Exercise brief
Identify every line containing the word "Кенеша" and reproduce each one.
======== Dataset ========
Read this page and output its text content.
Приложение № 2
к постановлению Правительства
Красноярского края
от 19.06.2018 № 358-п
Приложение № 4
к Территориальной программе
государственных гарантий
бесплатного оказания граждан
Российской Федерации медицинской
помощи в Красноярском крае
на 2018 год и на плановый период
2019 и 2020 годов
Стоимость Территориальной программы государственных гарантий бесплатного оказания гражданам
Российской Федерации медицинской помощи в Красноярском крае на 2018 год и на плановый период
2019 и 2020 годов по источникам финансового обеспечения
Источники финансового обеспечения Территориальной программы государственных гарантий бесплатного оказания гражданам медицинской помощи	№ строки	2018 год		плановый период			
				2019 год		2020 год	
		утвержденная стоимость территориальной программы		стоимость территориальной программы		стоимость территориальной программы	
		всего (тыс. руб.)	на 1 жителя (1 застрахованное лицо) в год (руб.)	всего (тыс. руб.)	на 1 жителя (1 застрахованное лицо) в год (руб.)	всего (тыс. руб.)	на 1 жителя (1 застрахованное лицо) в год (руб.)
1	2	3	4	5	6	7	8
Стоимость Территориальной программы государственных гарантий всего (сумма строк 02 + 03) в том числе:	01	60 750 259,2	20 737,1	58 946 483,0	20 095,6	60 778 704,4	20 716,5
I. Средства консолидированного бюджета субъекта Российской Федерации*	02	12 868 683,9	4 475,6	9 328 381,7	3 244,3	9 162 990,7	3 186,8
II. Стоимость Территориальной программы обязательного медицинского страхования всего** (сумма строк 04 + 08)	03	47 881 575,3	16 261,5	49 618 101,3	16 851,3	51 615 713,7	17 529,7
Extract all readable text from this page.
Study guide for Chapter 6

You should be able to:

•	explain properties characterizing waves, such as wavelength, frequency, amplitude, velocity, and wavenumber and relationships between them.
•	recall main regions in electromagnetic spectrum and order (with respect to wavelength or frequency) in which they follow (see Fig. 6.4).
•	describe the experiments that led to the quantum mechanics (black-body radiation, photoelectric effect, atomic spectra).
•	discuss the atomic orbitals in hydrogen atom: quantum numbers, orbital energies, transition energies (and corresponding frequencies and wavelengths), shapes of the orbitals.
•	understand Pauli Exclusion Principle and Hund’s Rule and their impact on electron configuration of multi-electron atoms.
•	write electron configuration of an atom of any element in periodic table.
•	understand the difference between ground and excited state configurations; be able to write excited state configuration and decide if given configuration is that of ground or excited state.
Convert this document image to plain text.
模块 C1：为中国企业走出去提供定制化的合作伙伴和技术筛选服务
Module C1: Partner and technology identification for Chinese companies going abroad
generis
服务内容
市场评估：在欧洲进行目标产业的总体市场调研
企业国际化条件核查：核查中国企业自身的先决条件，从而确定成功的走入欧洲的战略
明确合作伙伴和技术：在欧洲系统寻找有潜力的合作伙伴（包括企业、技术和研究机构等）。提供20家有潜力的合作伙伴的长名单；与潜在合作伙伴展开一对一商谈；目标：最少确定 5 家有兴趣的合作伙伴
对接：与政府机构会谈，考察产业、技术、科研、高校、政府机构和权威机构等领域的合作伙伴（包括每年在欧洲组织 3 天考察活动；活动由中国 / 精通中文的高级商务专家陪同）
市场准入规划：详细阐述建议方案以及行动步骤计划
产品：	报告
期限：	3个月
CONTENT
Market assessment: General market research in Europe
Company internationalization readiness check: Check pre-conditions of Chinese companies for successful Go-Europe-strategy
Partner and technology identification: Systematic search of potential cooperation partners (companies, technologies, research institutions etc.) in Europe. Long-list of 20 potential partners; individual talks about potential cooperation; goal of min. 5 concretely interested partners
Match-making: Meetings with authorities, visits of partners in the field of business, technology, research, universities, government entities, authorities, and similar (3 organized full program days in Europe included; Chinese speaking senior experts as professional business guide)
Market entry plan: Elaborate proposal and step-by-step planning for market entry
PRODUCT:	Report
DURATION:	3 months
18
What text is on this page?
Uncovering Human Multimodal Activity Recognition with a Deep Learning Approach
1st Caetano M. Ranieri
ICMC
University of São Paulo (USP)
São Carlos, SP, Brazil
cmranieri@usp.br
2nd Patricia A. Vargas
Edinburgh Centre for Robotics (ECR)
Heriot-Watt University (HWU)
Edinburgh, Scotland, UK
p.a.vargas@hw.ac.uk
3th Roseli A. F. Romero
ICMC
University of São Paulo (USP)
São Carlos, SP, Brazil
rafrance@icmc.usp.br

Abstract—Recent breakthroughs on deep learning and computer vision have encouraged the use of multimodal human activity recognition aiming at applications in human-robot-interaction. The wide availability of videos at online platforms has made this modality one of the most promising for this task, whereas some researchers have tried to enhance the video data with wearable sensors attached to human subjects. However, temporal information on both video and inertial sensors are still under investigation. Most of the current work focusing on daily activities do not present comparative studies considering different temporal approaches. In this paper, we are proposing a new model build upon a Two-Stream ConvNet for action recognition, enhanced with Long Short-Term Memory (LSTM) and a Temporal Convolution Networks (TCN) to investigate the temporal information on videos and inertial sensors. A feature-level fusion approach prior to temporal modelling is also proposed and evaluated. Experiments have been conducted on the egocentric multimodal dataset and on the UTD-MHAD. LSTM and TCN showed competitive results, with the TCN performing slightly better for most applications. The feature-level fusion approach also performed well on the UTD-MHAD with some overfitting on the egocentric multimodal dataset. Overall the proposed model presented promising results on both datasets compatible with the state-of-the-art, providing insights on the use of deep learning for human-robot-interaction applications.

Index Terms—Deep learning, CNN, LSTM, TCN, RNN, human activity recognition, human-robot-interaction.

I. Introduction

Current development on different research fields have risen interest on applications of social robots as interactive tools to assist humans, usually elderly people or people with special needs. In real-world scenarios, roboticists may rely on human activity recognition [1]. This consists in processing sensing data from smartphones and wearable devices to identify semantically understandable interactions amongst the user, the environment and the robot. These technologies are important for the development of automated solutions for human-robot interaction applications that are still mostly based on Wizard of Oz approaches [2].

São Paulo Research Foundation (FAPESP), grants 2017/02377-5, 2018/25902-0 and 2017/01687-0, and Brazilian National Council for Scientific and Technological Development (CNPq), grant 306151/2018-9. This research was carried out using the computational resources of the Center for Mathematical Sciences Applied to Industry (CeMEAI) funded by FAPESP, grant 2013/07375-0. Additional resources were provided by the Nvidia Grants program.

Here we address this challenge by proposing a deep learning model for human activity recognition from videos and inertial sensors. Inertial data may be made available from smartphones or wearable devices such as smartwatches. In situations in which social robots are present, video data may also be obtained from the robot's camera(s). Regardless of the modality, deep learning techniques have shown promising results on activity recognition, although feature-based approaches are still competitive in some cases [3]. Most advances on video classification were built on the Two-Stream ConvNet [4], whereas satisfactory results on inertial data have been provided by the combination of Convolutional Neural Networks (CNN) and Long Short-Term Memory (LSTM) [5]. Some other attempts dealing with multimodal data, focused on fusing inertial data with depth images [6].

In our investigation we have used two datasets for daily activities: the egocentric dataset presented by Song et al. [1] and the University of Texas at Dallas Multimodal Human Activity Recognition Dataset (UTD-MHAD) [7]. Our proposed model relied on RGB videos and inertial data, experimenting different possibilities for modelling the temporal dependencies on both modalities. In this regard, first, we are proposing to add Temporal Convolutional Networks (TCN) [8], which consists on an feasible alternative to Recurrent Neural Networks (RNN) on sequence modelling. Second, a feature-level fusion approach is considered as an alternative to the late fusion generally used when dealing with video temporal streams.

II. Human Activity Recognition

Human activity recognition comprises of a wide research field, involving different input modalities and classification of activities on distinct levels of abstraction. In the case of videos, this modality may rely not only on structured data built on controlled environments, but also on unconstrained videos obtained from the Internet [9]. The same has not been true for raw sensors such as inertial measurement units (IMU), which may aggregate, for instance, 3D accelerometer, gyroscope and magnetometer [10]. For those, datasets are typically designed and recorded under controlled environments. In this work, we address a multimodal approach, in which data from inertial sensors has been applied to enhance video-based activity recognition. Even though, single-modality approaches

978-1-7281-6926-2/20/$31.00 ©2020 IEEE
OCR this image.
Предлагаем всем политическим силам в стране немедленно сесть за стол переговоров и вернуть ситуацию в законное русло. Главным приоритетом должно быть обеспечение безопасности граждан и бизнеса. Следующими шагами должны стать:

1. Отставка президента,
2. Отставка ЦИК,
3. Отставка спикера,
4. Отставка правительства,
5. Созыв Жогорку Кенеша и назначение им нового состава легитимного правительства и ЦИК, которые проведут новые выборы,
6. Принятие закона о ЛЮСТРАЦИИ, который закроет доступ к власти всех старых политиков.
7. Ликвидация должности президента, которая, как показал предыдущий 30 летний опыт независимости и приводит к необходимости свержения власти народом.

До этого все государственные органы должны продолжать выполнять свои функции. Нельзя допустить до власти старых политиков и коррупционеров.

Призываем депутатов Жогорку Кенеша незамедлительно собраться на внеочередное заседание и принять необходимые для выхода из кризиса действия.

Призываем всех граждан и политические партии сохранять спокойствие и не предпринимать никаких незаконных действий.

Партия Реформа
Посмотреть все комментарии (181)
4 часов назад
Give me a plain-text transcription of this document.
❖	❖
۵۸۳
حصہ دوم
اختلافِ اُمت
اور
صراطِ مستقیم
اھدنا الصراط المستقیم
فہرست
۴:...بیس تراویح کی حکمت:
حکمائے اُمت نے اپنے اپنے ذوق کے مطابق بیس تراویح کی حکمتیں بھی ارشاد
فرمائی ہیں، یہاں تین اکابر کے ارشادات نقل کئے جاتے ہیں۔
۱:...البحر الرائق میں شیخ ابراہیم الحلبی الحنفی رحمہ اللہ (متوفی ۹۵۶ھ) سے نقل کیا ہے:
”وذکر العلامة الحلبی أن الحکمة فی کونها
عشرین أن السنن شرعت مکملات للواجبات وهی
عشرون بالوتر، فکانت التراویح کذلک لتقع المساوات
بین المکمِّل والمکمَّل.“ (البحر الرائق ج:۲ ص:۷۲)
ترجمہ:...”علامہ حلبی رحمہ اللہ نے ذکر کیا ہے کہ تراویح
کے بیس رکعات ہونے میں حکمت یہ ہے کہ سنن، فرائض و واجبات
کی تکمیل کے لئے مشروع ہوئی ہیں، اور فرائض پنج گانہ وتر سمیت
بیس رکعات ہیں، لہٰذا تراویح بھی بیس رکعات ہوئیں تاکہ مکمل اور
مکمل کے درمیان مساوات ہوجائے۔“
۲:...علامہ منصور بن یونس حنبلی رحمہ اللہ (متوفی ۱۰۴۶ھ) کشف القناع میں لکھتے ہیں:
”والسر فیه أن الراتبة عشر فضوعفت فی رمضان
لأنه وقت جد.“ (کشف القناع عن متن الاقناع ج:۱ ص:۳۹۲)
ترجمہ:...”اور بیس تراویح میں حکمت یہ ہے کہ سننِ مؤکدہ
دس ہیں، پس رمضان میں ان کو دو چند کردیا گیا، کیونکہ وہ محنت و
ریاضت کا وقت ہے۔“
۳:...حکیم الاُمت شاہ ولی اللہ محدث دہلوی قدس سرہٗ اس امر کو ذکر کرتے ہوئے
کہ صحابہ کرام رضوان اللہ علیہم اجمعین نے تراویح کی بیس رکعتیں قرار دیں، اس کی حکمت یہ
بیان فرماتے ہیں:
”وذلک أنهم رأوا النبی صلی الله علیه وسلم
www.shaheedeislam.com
========
Completed exercise
5. Созыв Жогорку Кенеша и назначение им нового состава легитимного правительства и ЦИК, которые проведут новые выборы,
Призываем депутатов Жогорку Кенеша незамедлительно собраться на внеочередное заседание и принять необходимые для выхода из кризиса действия.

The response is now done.